▶ **WHAT IS REQUIRED**:
Transcribe the entries below exactly.

▶ **RECORDS TO PROCESS**:
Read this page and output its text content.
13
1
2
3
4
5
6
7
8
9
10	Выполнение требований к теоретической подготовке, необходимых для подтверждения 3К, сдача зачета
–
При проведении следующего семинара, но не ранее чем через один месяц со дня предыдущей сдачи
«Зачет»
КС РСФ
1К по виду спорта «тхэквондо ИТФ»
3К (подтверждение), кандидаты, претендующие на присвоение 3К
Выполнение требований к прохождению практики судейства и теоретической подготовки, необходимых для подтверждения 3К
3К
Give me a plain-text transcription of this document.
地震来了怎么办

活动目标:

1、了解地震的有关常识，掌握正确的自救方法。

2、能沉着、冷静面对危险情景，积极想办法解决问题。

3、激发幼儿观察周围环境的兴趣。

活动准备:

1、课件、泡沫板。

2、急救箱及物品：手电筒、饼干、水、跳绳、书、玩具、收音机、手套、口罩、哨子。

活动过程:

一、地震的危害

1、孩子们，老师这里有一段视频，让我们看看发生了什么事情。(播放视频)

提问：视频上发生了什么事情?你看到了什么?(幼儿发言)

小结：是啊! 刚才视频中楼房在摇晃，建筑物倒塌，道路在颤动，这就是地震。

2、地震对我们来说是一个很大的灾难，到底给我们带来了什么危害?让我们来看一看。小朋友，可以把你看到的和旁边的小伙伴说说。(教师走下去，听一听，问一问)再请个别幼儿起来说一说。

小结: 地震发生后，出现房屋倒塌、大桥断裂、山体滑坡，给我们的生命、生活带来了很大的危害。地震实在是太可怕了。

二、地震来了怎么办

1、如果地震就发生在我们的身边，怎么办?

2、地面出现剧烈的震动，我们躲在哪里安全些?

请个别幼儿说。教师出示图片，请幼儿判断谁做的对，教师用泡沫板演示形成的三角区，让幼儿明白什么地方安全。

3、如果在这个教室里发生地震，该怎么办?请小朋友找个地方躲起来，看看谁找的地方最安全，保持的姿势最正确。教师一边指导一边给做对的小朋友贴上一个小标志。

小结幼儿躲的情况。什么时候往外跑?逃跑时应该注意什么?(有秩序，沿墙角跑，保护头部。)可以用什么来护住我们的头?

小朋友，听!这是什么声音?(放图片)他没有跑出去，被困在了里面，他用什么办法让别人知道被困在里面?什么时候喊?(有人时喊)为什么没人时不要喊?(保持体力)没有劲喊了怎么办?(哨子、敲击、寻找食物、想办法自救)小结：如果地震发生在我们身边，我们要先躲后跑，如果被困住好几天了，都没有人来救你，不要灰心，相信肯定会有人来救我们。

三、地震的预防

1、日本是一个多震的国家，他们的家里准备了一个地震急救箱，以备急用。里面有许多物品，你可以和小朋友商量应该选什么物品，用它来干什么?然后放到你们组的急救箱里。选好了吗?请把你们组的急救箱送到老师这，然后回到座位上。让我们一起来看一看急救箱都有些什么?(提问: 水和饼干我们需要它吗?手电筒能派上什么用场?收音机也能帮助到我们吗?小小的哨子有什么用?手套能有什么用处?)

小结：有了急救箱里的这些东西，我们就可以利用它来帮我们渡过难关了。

▶ **WRITTEN REPLY**:
Read this page and output its text content.
13
1
2
3
4
5
6
7
8
9
10	Выполнение требований к теоретической подготовке, необходимых для подтверждения 3К, сдача зачета
–
При проведении следующего семинара, но не ранее чем через один месяц со дня предыдущей сдачи
«Зачет»
КС РСФ
1К по виду спорта «тхэквондо ИТФ»
3К (подтверждение), кандидаты, претендующие на присвоение 3К
Выполнение требований к прохождению практики судейства и теоретической подготовки, необходимых для подтверждения 3К
3К
Give me a plain-text transcription of this document.
地震来了怎么办

活动目标:

1、了解地震的有关常识，掌握正确的自救方法。

2、能沉着、冷静面对危险情景，积极想办法解决问题。

3、激发幼儿观察周围环境的兴趣。

活动准备:

1、课件、泡沫板。

2、急救箱及物品：手电筒、饼干、水、跳绳、书、玩具、收音机、手套、口罩、哨子。

活动过程:

一、地震的危害

1、孩子们，老师这里有一段视频，让我们看看发生了什么事情。(播放视频)

提问：视频上发生了什么事情?你看到了什么?(幼儿发言)

小结：是啊! 刚才视频中楼房在摇晃，建筑物倒塌，道路在颤动，这就是地震。

2、地震对我们来说是一个很大的灾难，到底给我们带来了什么危害?让我们来看一看。小朋友，可以把你看到的和旁边的小伙伴说说。(教师走下去，听一听，问一问)再请个别幼儿起来说一说。

小结: 地震发生后，出现房屋倒塌、大桥断裂、山体滑坡，给我们的生命、生活带来了很大的危害。地震实在是太可怕了。

二、地震来了怎么办

1、如果地震就发生在我们的身边，怎么办?

2、地面出现剧烈的震动，我们躲在哪里安全些?

请个别幼儿说。教师出示图片，请幼儿判断谁做的对，教师用泡沫板演示形成的三角区，让幼儿明白什么地方安全。

3、如果在这个教室里发生地震，该怎么办?请小朋友找个地方躲起来，看看谁找的地方最安全，保持的姿势最正确。教师一边指导一边给做对的小朋友贴上一个小标志。

小结幼儿躲的情况。什么时候往外跑?逃跑时应该注意什么?(有秩序，沿墙角跑，保护头部。)可以用什么来护住我们的头?

小朋友，听!这是什么声音?(放图片)他没有跑出去，被困在了里面，他用什么办法让别人知道被困在里面?什么时候喊?(有人时喊)为什么没人时不要喊?(保持体力)没有劲喊了怎么办?(哨子、敲击、寻找食物、想办法自救)小结：如果地震发生在我们身边，我们要先躲后跑，如果被困住好几天了，都没有人来救你，不要灰心，相信肯定会有人来救我们。

三、地震的预防

1、日本是一个多震的国家，他们的家里准备了一个地震急救箱，以备急用。里面有许多物品，你可以和小朋友商量应该选什么物品，用它来干什么?然后放到你们组的急救箱里。选好了吗?请把你们组的急救箱送到老师这，然后回到座位上。让我们一起来看一看急救箱都有些什么?(提问: 水和饼干我们需要它吗?手电筒能派上什么用场?收音机也能帮助到我们吗?小小的哨子有什么用?手套能有什么用处?)

小结：有了急救箱里的这些东西，我们就可以利用它来帮我们渡过难关了。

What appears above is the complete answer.